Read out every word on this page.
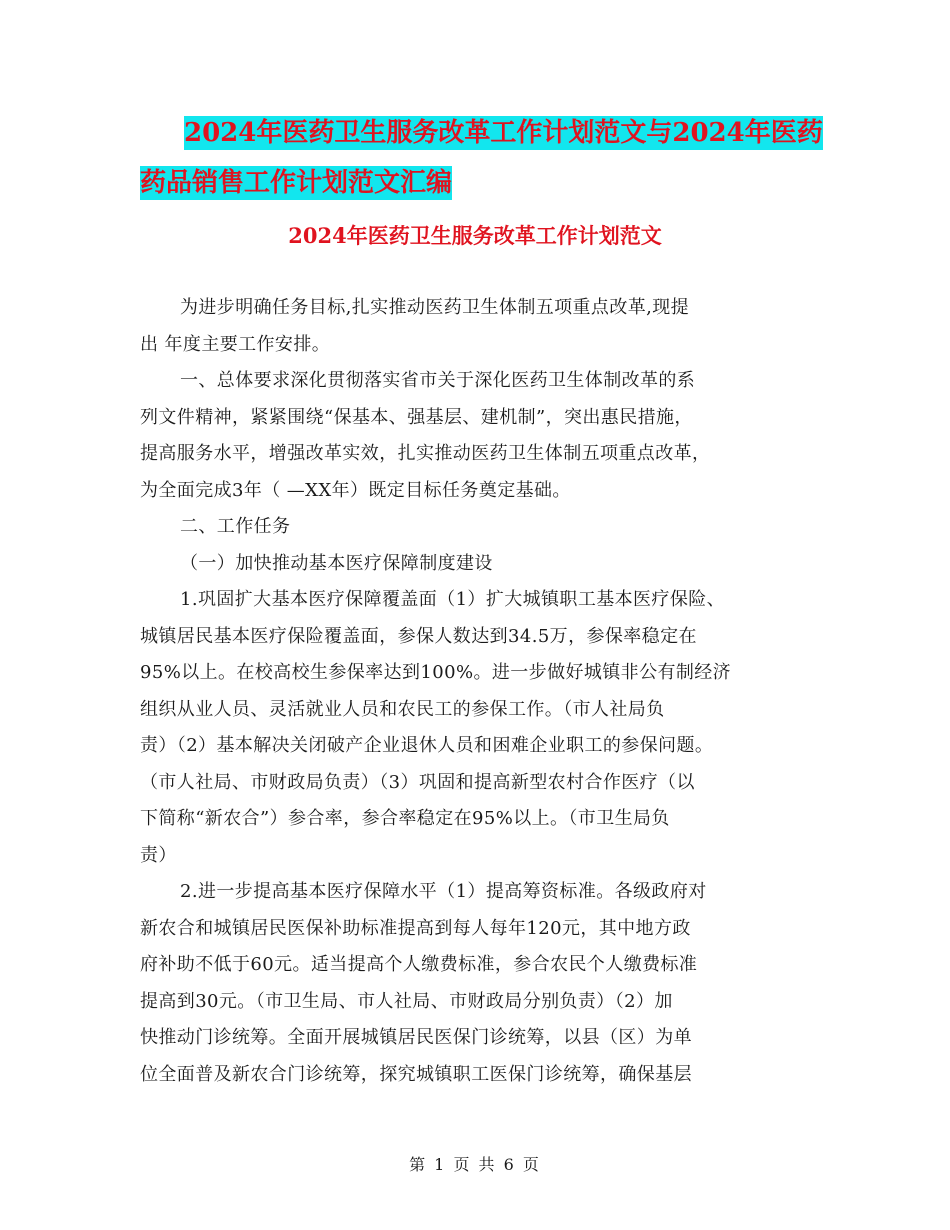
2024年医药卫生服务改革工作计划范文与2024年医药
药品销售工作计划范文汇编
2024年医药卫生服务改革工作计划范文
为进步明确任务目标,扎实推动医药卫生体制五项重点改革,现提
出 年度主要工作安排。
一、总体要求深化贯彻落实省市关于深化医药卫生体制改革的系
列文件精神，紧紧围绕“保基本、强基层、建机制”，突出惠民措施，
提高服务水平，增强改革实效，扎实推动医药卫生体制五项重点改革，
为全面完成3年（ —XX年）既定目标任务奠定基础。
二、工作任务
（一）加快推动基本医疗保障制度建设
1.巩固扩大基本医疗保障覆盖面（1）扩大城镇职工基本医疗保险、
城镇居民基本医疗保险覆盖面，参保人数达到34.5万，参保率稳定在
95%以上。在校高校生参保率达到100%。进一步做好城镇非公有制经济
组织从业人员、灵活就业人员和农民工的参保工作。（市人社局负
责）（2）基本解决关闭破产企业退休人员和困难企业职工的参保问题。
（市人社局、市财政局负责）（3）巩固和提高新型农村合作医疗（以
下简称“新农合”）参合率，参合率稳定在95%以上。（市卫生局负
责）
2.进一步提高基本医疗保障水平（1）提高筹资标准。各级政府对
新农合和城镇居民医保补助标准提高到每人每年120元，其中地方政
府补助不低于60元。适当提高个人缴费标准，参合农民个人缴费标准
提高到30元。（市卫生局、市人社局、市财政局分别负责）（2）加
快推动门诊统筹。全面开展城镇居民医保门诊统筹，以县（区）为单
位全面普及新农合门诊统筹，探究城镇职工医保门诊统筹，确保基层
第 1 页 共 6 页
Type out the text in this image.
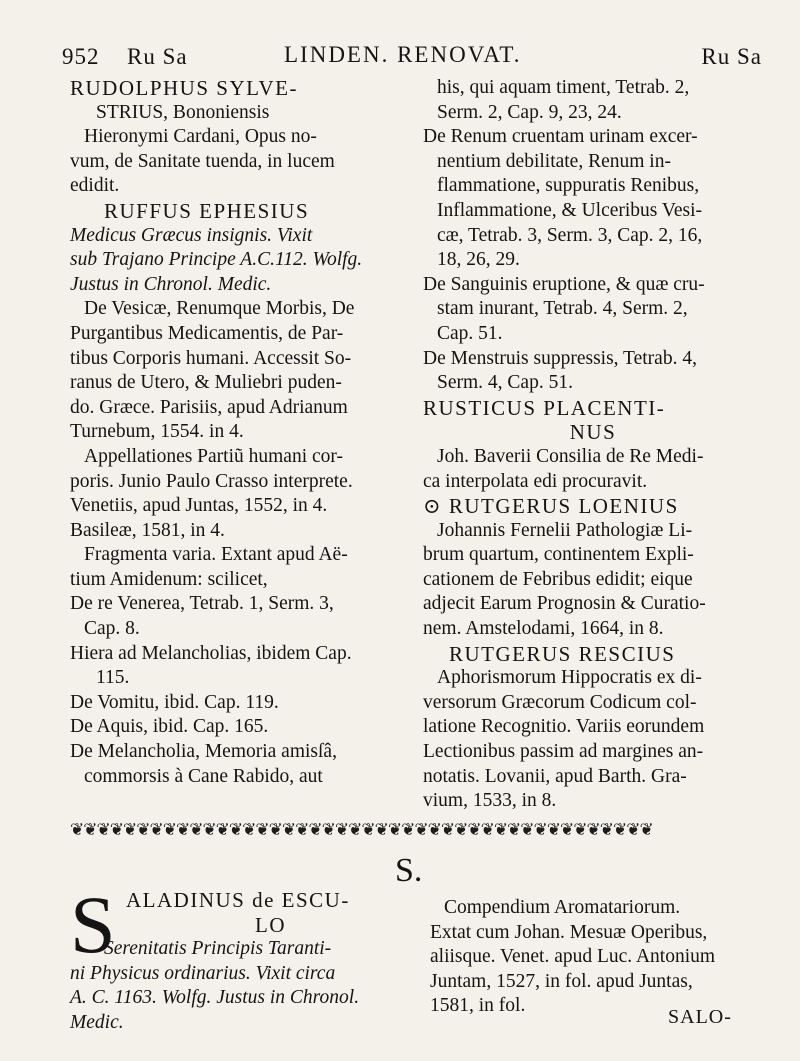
952 Ru Sa	LINDEN. RENOVAT.	Ru Sa
RUDOLPHUS SYLVE-
STRIUS, Bononiensis
Hieronymi Cardani, Opus no-
vum, de Sanitate tuenda, in lucem
edidit.
RUFFUS EPHESIUS
Medicus Græcus insignis. Vixit
sub Trajano Principe A.C.112. Wolfg.
Justus in Chronol. Medic.
De Vesicæ, Renumque Morbis, De
Purgantibus Medicamentis, de Par-
tibus Corporis humani. Accessit So-
ranus de Utero, & Muliebri puden-
do. Græce. Parisiis, apud Adrianum
Turnebum, 1554. in 4.
Appellationes Partiũ humani cor-
poris. Junio Paulo Crasso interprete.
Venetiis, apud Juntas, 1552, in 4.
Basileæ, 1581, in 4.
Fragmenta varia. Extant apud Aë-
tium Amidenum: scilicet,
De re Venerea, Tetrab. 1, Serm. 3,
Cap. 8.
Hiera ad Melancholias, ibidem Cap.
115.
De Vomitu, ibid. Cap. 119.
De Aquis, ibid. Cap. 165.
De Melancholia, Memoria amisſâ,
commorsis à Cane Rabido, aut
his, qui aquam timent, Tetrab. 2,
Serm. 2, Cap. 9, 23, 24.
De Renum cruentam urinam excer-
nentium debilitate, Renum in-
flammatione, suppuratis Renibus,
Inflammatione, & Ulceribus Vesi-
cæ, Tetrab. 3, Serm. 3, Cap. 2, 16,
18, 26, 29.
De Sanguinis eruptione, & quæ cru-
stam inurant, Tetrab. 4, Serm. 2,
Cap. 51.
De Menstruis suppressis, Tetrab. 4,
Serm. 4, Cap. 51.
RUSTICUS PLACENTI-
NUS
Joh. Baverii Consilia de Re Medi-
ca interpolata edi procuravit.
⊙ RUTGERUS LOENIUS
Johannis Fernelii Pathologiæ Li-
brum quartum, continentem Expli-
cationem de Febribus edidit; eique
adjecit Earum Prognosin & Curatio-
nem. Amstelodami, 1664, in 8.
RUTGERUS RESCIUS
Aphorismorum Hippocratis ex di-
versorum Græcorum Codicum col-
latione Recognitio. Variis eorundem
Lectionibus passim ad margines an-
notatis. Lovanii, apud Barth. Gra-
vium, 1533, in 8.
❦❦❦❦❦❦❦❦❦❦❦❦❦❦❦❦❦❦❦❦❦❦❦❦❦❦❦❦❦❦❦❦❦❦❦❦❦❦❦❦❦❦❦❦
S.
S ALADINUS de ESCU-
LO
Serenitatis Principis Taranti-
ni Physicus ordinarius. Vixit circa
A. C. 1163. Wolfg. Justus in Chronol.
Medic.
Compendium Aromatariorum.
Extat cum Johan. Mesuæ Operibus,
aliisque. Venet. apud Luc. Antonium
Juntam, 1527, in fol. apud Juntas,
1581, in fol.
SALO-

### Task objective
Each line of the data should be quoted exactly, with pictures left out.

### Response to the task
Read out every word on this page.
2024年医药卫生服务改革工作计划范文与2024年医药
药品销售工作计划范文汇编
2024年医药卫生服务改革工作计划范文
为进步明确任务目标,扎实推动医药卫生体制五项重点改革,现提
出 年度主要工作安排。
一、总体要求深化贯彻落实省市关于深化医药卫生体制改革的系
列文件精神，紧紧围绕“保基本、强基层、建机制”，突出惠民措施，
提高服务水平，增强改革实效，扎实推动医药卫生体制五项重点改革，
为全面完成3年（ —XX年）既定目标任务奠定基础。
二、工作任务
（一）加快推动基本医疗保障制度建设
1.巩固扩大基本医疗保障覆盖面（1）扩大城镇职工基本医疗保险、
城镇居民基本医疗保险覆盖面，参保人数达到34.5万，参保率稳定在
95%以上。在校高校生参保率达到100%。进一步做好城镇非公有制经济
组织从业人员、灵活就业人员和农民工的参保工作。（市人社局负
责）（2）基本解决关闭破产企业退休人员和困难企业职工的参保问题。
（市人社局、市财政局负责）（3）巩固和提高新型农村合作医疗（以
下简称“新农合”）参合率，参合率稳定在95%以上。（市卫生局负
责）
2.进一步提高基本医疗保障水平（1）提高筹资标准。各级政府对
新农合和城镇居民医保补助标准提高到每人每年120元，其中地方政
府补助不低于60元。适当提高个人缴费标准，参合农民个人缴费标准
提高到30元。（市卫生局、市人社局、市财政局分别负责）（2）加
快推动门诊统筹。全面开展城镇居民医保门诊统筹，以县（区）为单
位全面普及新农合门诊统筹，探究城镇职工医保门诊统筹，确保基层
第 1 页 共 6 页
Type out the text in this image.
952 Ru Sa	LINDEN. RENOVAT.	Ru Sa
RUDOLPHUS SYLVE-
STRIUS, Bononiensis
Hieronymi Cardani, Opus no-
vum, de Sanitate tuenda, in lucem
edidit.
RUFFUS EPHESIUS
Medicus Græcus insignis. Vixit
sub Trajano Principe A.C.112. Wolfg.
Justus in Chronol. Medic.
De Vesicæ, Renumque Morbis, De
Purgantibus Medicamentis, de Par-
tibus Corporis humani. Accessit So-
ranus de Utero, & Muliebri puden-
do. Græce. Parisiis, apud Adrianum
Turnebum, 1554. in 4.
Appellationes Partiũ humani cor-
poris. Junio Paulo Crasso interprete.
Venetiis, apud Juntas, 1552, in 4.
Basileæ, 1581, in 4.
Fragmenta varia. Extant apud Aë-
tium Amidenum: scilicet,
De re Venerea, Tetrab. 1, Serm. 3,
Cap. 8.
Hiera ad Melancholias, ibidem Cap.
115.
De Vomitu, ibid. Cap. 119.
De Aquis, ibid. Cap. 165.
De Melancholia, Memoria amisſâ,
commorsis à Cane Rabido, aut
his, qui aquam timent, Tetrab. 2,
Serm. 2, Cap. 9, 23, 24.
De Renum cruentam urinam excer-
nentium debilitate, Renum in-
flammatione, suppuratis Renibus,
Inflammatione, & Ulceribus Vesi-
cæ, Tetrab. 3, Serm. 3, Cap. 2, 16,
18, 26, 29.
De Sanguinis eruptione, & quæ cru-
stam inurant, Tetrab. 4, Serm. 2,
Cap. 51.
De Menstruis suppressis, Tetrab. 4,
Serm. 4, Cap. 51.
RUSTICUS PLACENTI-
NUS
Joh. Baverii Consilia de Re Medi-
ca interpolata edi procuravit.
⊙ RUTGERUS LOENIUS
Johannis Fernelii Pathologiæ Li-
brum quartum, continentem Expli-
cationem de Febribus edidit; eique
adjecit Earum Prognosin & Curatio-
nem. Amstelodami, 1664, in 8.
RUTGERUS RESCIUS
Aphorismorum Hippocratis ex di-
versorum Græcorum Codicum col-
latione Recognitio. Variis eorundem
Lectionibus passim ad margines an-
notatis. Lovanii, apud Barth. Gra-
vium, 1533, in 8.
❦❦❦❦❦❦❦❦❦❦❦❦❦❦❦❦❦❦❦❦❦❦❦❦❦❦❦❦❦❦❦❦❦❦❦❦❦❦❦❦❦❦❦❦
S.
S ALADINUS de ESCU-
LO
Serenitatis Principis Taranti-
ni Physicus ordinarius. Vixit circa
A. C. 1163. Wolfg. Justus in Chronol.
Medic.
Compendium Aromatariorum.
Extat cum Johan. Mesuæ Operibus,
aliisque. Venet. apud Luc. Antonium
Juntam, 1527, in fol. apud Juntas,
1581, in fol.
SALO-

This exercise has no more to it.